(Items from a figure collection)
╭──
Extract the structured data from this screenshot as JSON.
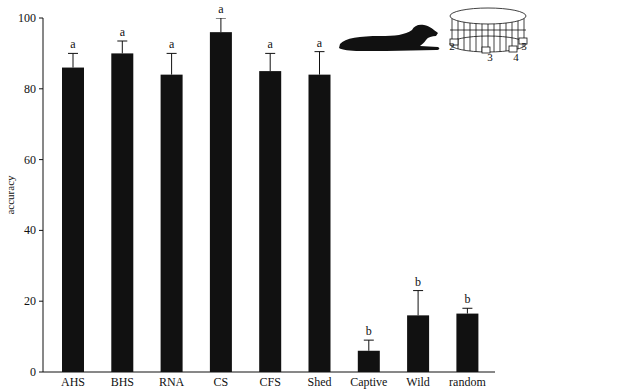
{
  "chart_data": {
    "type": "bar",
    "y_label": "accuracy",
    "categories": [
      "AHS",
      "BHS",
      "RNA",
      "CS",
      "CFS",
      "Shed",
      "Captive",
      "Wild",
      "random"
    ],
    "values": [
      86,
      90,
      84,
      96,
      85,
      84,
      6,
      16,
      16.5
    ],
    "errors": [
      4,
      3.5,
      6,
      4,
      5,
      6.5,
      3,
      7,
      1.5
    ],
    "letters": [
      "a",
      "a",
      "a",
      "a",
      "a",
      "a",
      "b",
      "b",
      "b"
    ],
    "annotations": [
      "2",
      "3",
      "4",
      "5"
    ],
    "color": "#111111",
    "ylim": [
      0,
      100
    ],
    "yticks": [
      0,
      20,
      40,
      60,
      80,
      100
    ],
    "grid": false
  }
}
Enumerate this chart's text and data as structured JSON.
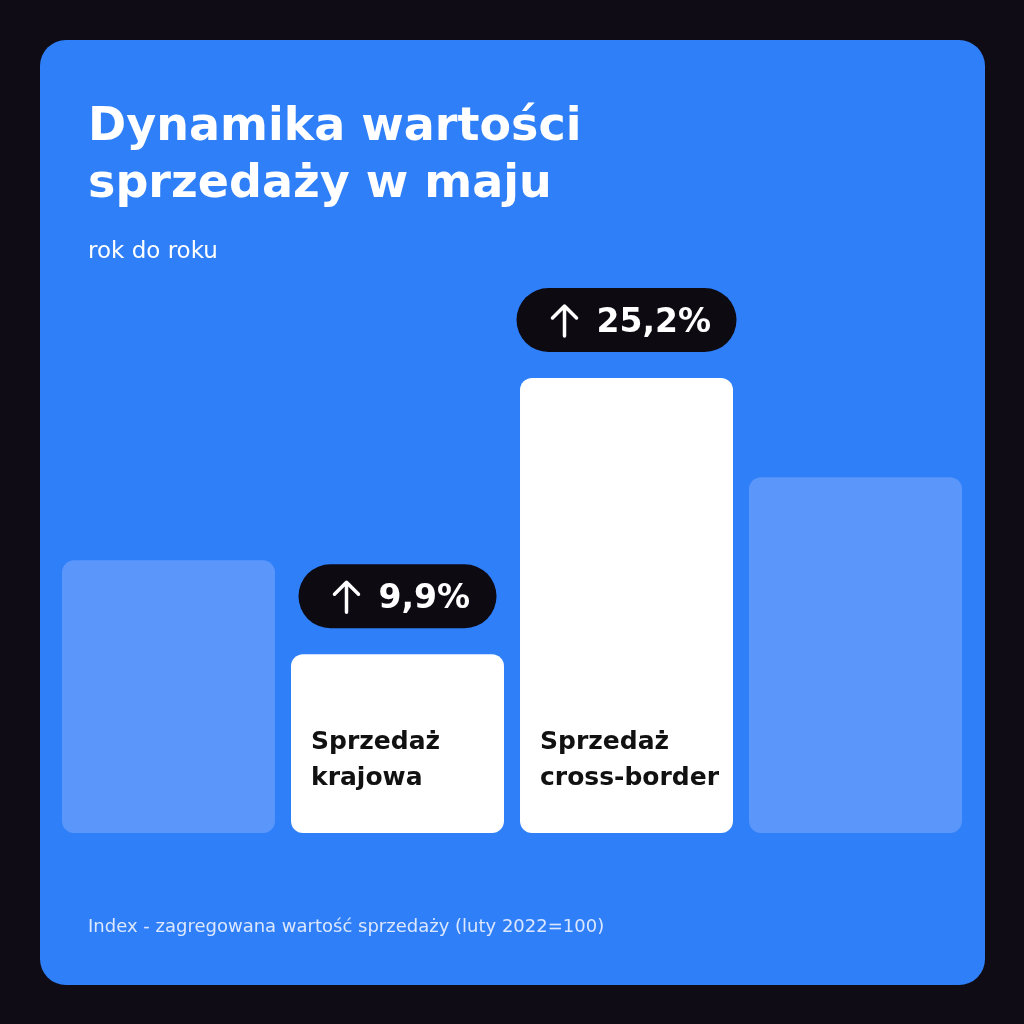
{
  "chart_data": {
    "type": "bar",
    "title": "Dynamika wartości sprzedaży w maju",
    "subtitle": "rok do roku",
    "categories": [
      null,
      "Sprzedaż krajowa",
      "Sprzedaż cross-border",
      null
    ],
    "values": [
      15.1,
      9.9,
      25.2,
      19.7
    ],
    "colors": [
      "#5b97fb",
      "#ffffff",
      "#ffffff",
      "#5b97fb"
    ],
    "value_labels": [
      null,
      "9,9%",
      "25,2%",
      null
    ],
    "annotations": [
      "Index - zagregowana wartość sprzedaży (luty 2022=100)"
    ]
  }
}
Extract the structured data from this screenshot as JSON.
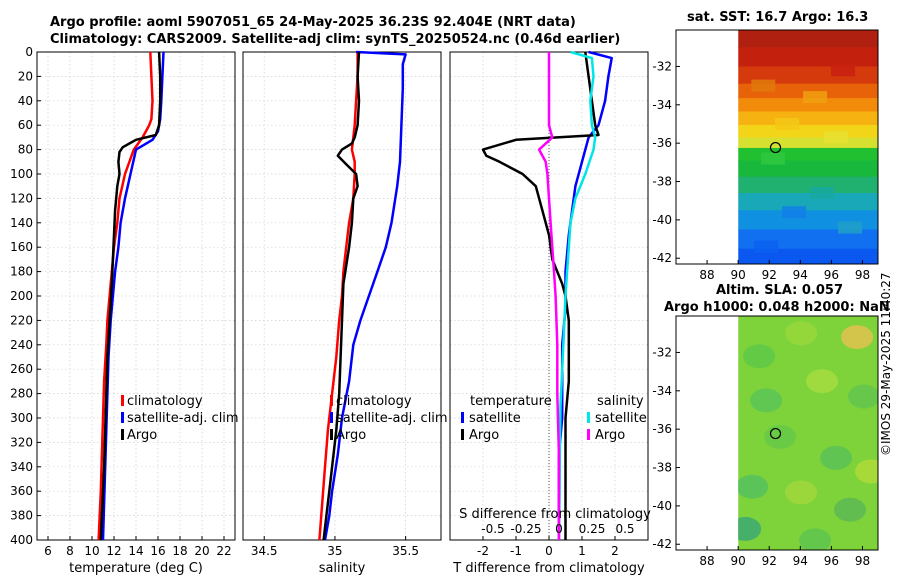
{
  "header": {
    "line1": "Argo profile: aoml 5907051_65 24-May-2025 36.23S 92.404E (NRT data)",
    "line2": "Climatology: CARS2009. Satellite-adj clim: synTS_20250524.nc (0.46d earlier)"
  },
  "sst_title": "sat. SST: 16.7 Argo: 16.3",
  "sla_title_line1": "Altim. SLA: 0.057",
  "sla_title_line2": "Argo h1000: 0.048 h2000: NaN",
  "timestamp": "©IMOS 29-May-2025 11:40:27",
  "colors": {
    "climatology": "#ff0000",
    "satellite": "#0000ff",
    "argo": "#000000",
    "sat_salinity": "#00e5e5",
    "argo_salinity": "#ff00ff"
  },
  "chart_data": [
    {
      "type": "line",
      "name": "temperature-profile",
      "xlabel": "temperature (deg C)",
      "ylabel": "",
      "xlim": [
        5,
        23
      ],
      "ylim": [
        400,
        0
      ],
      "xticks": [
        6,
        8,
        10,
        12,
        14,
        16,
        18,
        20,
        22
      ],
      "yticks": [
        0,
        20,
        40,
        60,
        80,
        100,
        120,
        140,
        160,
        180,
        200,
        220,
        240,
        260,
        280,
        300,
        320,
        340,
        360,
        380,
        400
      ],
      "legend": [
        "climatology",
        "satellite-adj. clim",
        "Argo"
      ],
      "series": [
        {
          "name": "climatology",
          "color": "#ff0000",
          "x": [
            15.3,
            15.4,
            15.5,
            15.4,
            15.2,
            14.6,
            13.8,
            13.0,
            12.5,
            12.3,
            12.0,
            11.8,
            11.6,
            11.4,
            11.3,
            11.1,
            11.0,
            10.9,
            10.8,
            10.7,
            10.6
          ],
          "depth": [
            0,
            20,
            40,
            55,
            60,
            70,
            80,
            100,
            120,
            140,
            160,
            180,
            200,
            220,
            240,
            270,
            300,
            330,
            360,
            380,
            400
          ]
        },
        {
          "name": "satellite-adj. clim",
          "color": "#0000ff",
          "x": [
            16.5,
            16.4,
            16.3,
            16.2,
            16.0,
            15.5,
            14.0,
            13.5,
            13.0,
            12.6,
            12.4,
            12.1,
            11.9,
            11.7,
            11.5,
            11.4,
            11.3,
            11.2,
            11.1,
            11.0
          ],
          "depth": [
            0,
            20,
            40,
            55,
            65,
            72,
            80,
            100,
            120,
            140,
            160,
            180,
            200,
            220,
            250,
            280,
            310,
            340,
            370,
            400
          ]
        },
        {
          "name": "Argo",
          "color": "#000000",
          "x": [
            16.1,
            16.2,
            16.2,
            16.1,
            15.8,
            14.0,
            12.8,
            12.5,
            12.4,
            12.5,
            12.3,
            12.1,
            12.0,
            11.9,
            11.8,
            11.6,
            11.4,
            11.3,
            11.2,
            11.1,
            11.0,
            10.9,
            10.8
          ],
          "depth": [
            0,
            20,
            40,
            60,
            68,
            72,
            78,
            82,
            90,
            100,
            110,
            130,
            150,
            170,
            190,
            220,
            250,
            280,
            310,
            340,
            360,
            380,
            400
          ]
        }
      ]
    },
    {
      "type": "line",
      "name": "salinity-profile",
      "xlabel": "salinity",
      "ylabel": "",
      "xlim": [
        34.35,
        35.75
      ],
      "ylim": [
        400,
        0
      ],
      "xticks": [
        34.5,
        35,
        35.5
      ],
      "legend": [
        "climatology",
        "satellite-adj. clim",
        "Argo"
      ],
      "series": [
        {
          "name": "climatology",
          "color": "#ff0000",
          "x": [
            35.16,
            35.16,
            35.15,
            35.14,
            35.12,
            35.14,
            35.14,
            35.13,
            35.1,
            35.08,
            35.06,
            35.05,
            35.03,
            35.01,
            34.98,
            34.95,
            34.93,
            34.91,
            34.89
          ],
          "depth": [
            0,
            20,
            40,
            60,
            80,
            90,
            100,
            120,
            140,
            160,
            180,
            200,
            220,
            250,
            280,
            310,
            340,
            370,
            400
          ]
        },
        {
          "name": "satellite-adj. clim",
          "color": "#0000ff",
          "x": [
            35.15,
            35.5,
            35.48,
            35.48,
            35.47,
            35.46,
            35.44,
            35.4,
            35.36,
            35.3,
            35.24,
            35.18,
            35.13,
            35.1,
            35.05,
            35.02,
            34.98,
            34.96,
            34.93
          ],
          "depth": [
            0,
            2,
            10,
            30,
            60,
            90,
            110,
            140,
            160,
            180,
            200,
            220,
            240,
            270,
            300,
            330,
            360,
            380,
            400
          ]
        },
        {
          "name": "Argo",
          "color": "#000000",
          "x": [
            35.17,
            35.16,
            35.17,
            35.16,
            35.14,
            35.12,
            35.05,
            35.02,
            35.08,
            35.15,
            35.16,
            35.13,
            35.12,
            35.1,
            35.06,
            35.05,
            35.04,
            35.03,
            35.01,
            34.98,
            34.96,
            34.94,
            34.92
          ],
          "depth": [
            0,
            20,
            40,
            60,
            70,
            75,
            80,
            85,
            92,
            100,
            110,
            120,
            140,
            160,
            190,
            220,
            250,
            280,
            310,
            340,
            360,
            380,
            400
          ]
        }
      ]
    },
    {
      "type": "line",
      "name": "difference-profile",
      "xlabel": "T difference from climatology",
      "xlabel_top": "S difference from climatology",
      "xlim": [
        -3,
        3
      ],
      "ylim": [
        400,
        0
      ],
      "xticks": [
        -2,
        -1,
        0,
        1,
        2
      ],
      "xtick_labels": [
        "-2",
        "-1",
        "0",
        "1",
        "2"
      ],
      "sticks_labels": [
        "-0.5",
        "-0.25",
        "0",
        "0.25",
        "0.5"
      ],
      "legend_left": {
        "title": "temperature",
        "items": [
          "satellite",
          "Argo"
        ]
      },
      "legend_right": {
        "title": "salinity",
        "items": [
          "satellite",
          "Argo"
        ]
      },
      "series": [
        {
          "name": "temperature satellite",
          "color": "#0000ff",
          "x": [
            1.2,
            1.9,
            1.8,
            1.7,
            1.5,
            1.2,
            1.0,
            0.8,
            0.7,
            0.6,
            0.5,
            0.5,
            0.4,
            0.4,
            0.4,
            0.3,
            0.3,
            0.3
          ],
          "depth": [
            0,
            5,
            20,
            40,
            60,
            70,
            90,
            110,
            130,
            150,
            180,
            210,
            240,
            270,
            300,
            330,
            360,
            400
          ]
        },
        {
          "name": "temperature Argo",
          "color": "#000000",
          "x": [
            1.1,
            1.2,
            1.3,
            1.4,
            1.5,
            -1.0,
            -2.0,
            -1.9,
            -1.5,
            -0.8,
            -0.4,
            -0.2,
            0.0,
            0.1,
            0.4,
            0.5,
            0.6,
            0.6,
            0.6,
            0.5,
            0.5,
            0.5,
            0.5
          ],
          "depth": [
            0,
            20,
            40,
            60,
            68,
            72,
            80,
            85,
            90,
            100,
            110,
            130,
            150,
            170,
            190,
            200,
            220,
            240,
            270,
            300,
            330,
            360,
            400
          ]
        },
        {
          "name": "salinity satellite",
          "color": "#00e5e5",
          "x": [
            0.65,
            1.3,
            1.35,
            1.25,
            1.3,
            1.4,
            1.35,
            1.1,
            0.8,
            0.65,
            0.6,
            0.55,
            0.5,
            0.45,
            0.4,
            0.35,
            0.33,
            0.32,
            0.3
          ],
          "depth": [
            0,
            5,
            20,
            40,
            60,
            70,
            80,
            100,
            120,
            140,
            160,
            180,
            200,
            230,
            260,
            290,
            320,
            360,
            400
          ]
        },
        {
          "name": "salinity Argo",
          "color": "#ff00ff",
          "x": [
            0.0,
            0.0,
            0.0,
            0.0,
            0.1,
            -0.3,
            -0.1,
            -0.05,
            0.0,
            0.05,
            0.1,
            0.15,
            0.2,
            0.25,
            0.25,
            0.3,
            0.3
          ],
          "depth": [
            0,
            20,
            40,
            60,
            70,
            80,
            90,
            100,
            120,
            140,
            160,
            180,
            200,
            240,
            280,
            330,
            400
          ]
        }
      ]
    },
    {
      "type": "heatmap",
      "name": "sst-map",
      "title": "sat. SST: 16.7 Argo: 16.3",
      "xlim": [
        86,
        99
      ],
      "ylim": [
        -42.3,
        -30.1
      ],
      "xticks": [
        88,
        90,
        92,
        94,
        96,
        98
      ],
      "yticks": [
        -32,
        -34,
        -36,
        -38,
        -40,
        -42
      ],
      "data_x_range": [
        90,
        99
      ],
      "bands": [
        {
          "lat": -30.5,
          "color": "#b02010"
        },
        {
          "lat": -31.5,
          "color": "#c4200e"
        },
        {
          "lat": -32.5,
          "color": "#d43a0c"
        },
        {
          "lat": -33.3,
          "color": "#e8620a"
        },
        {
          "lat": -34.0,
          "color": "#f28a0a"
        },
        {
          "lat": -34.7,
          "color": "#f5b210"
        },
        {
          "lat": -35.4,
          "color": "#f2d418"
        },
        {
          "lat": -36.0,
          "color": "#d6e030"
        },
        {
          "lat": -36.5,
          "color": "#20c030"
        },
        {
          "lat": -37.3,
          "color": "#18b83c"
        },
        {
          "lat": -38.2,
          "color": "#20b070"
        },
        {
          "lat": -39.0,
          "color": "#18a8b8"
        },
        {
          "lat": -40.0,
          "color": "#1090e0"
        },
        {
          "lat": -41.0,
          "color": "#1070f0"
        },
        {
          "lat": -42.0,
          "color": "#0a58f0"
        }
      ],
      "marker": {
        "lon": 92.404,
        "lat": -36.23
      }
    },
    {
      "type": "heatmap",
      "name": "sla-map",
      "title": "Altim. SLA: 0.057 / Argo h1000: 0.048 h2000: NaN",
      "xlim": [
        86,
        99
      ],
      "ylim": [
        -42.3,
        -30.1
      ],
      "xticks": [
        88,
        90,
        92,
        94,
        96,
        98
      ],
      "yticks": [
        -32,
        -34,
        -36,
        -38,
        -40,
        -42
      ],
      "data_x_range": [
        90,
        99
      ],
      "base_color": "#7ed23a",
      "marker": {
        "lon": 92.404,
        "lat": -36.23
      }
    }
  ]
}
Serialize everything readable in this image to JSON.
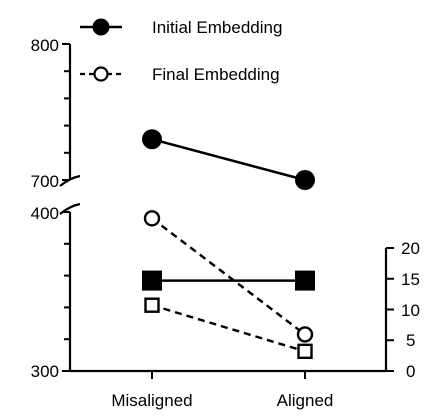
{
  "chart_data": {
    "type": "line",
    "categories": [
      "Misaligned",
      "Aligned"
    ],
    "left_axis_upper": {
      "ylim": [
        700,
        800
      ],
      "tick_labels": [
        "800",
        "700"
      ]
    },
    "left_axis_lower": {
      "ylim": [
        300,
        400
      ],
      "tick_labels": [
        "400",
        "300"
      ]
    },
    "right_axis": {
      "ylim": [
        0,
        20
      ],
      "tick_labels": [
        "20",
        "15",
        "10",
        "5",
        "0"
      ]
    },
    "series": [
      {
        "name": "Initial Embedding",
        "axis": "left_upper",
        "marker": "filled-circle",
        "line": "solid",
        "values": [
          730,
          700
        ]
      },
      {
        "name": "Final Embedding",
        "axis": "left_lower",
        "marker": "open-circle",
        "line": "dashed",
        "values": [
          396,
          323
        ]
      },
      {
        "axis": "right",
        "marker": "filled-square",
        "line": "solid",
        "values": [
          14.7,
          14.7
        ]
      },
      {
        "axis": "right",
        "marker": "open-square",
        "line": "dashed",
        "values": [
          10.7,
          3.2
        ]
      }
    ],
    "legend": {
      "placement": "top",
      "entries": [
        "Initial Embedding",
        "Final Embedding"
      ]
    },
    "grid": false
  }
}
╰──
**To do:**
The answer must consist solely of the number of lines in the entries that contain the word "Final".

**Output below:**
2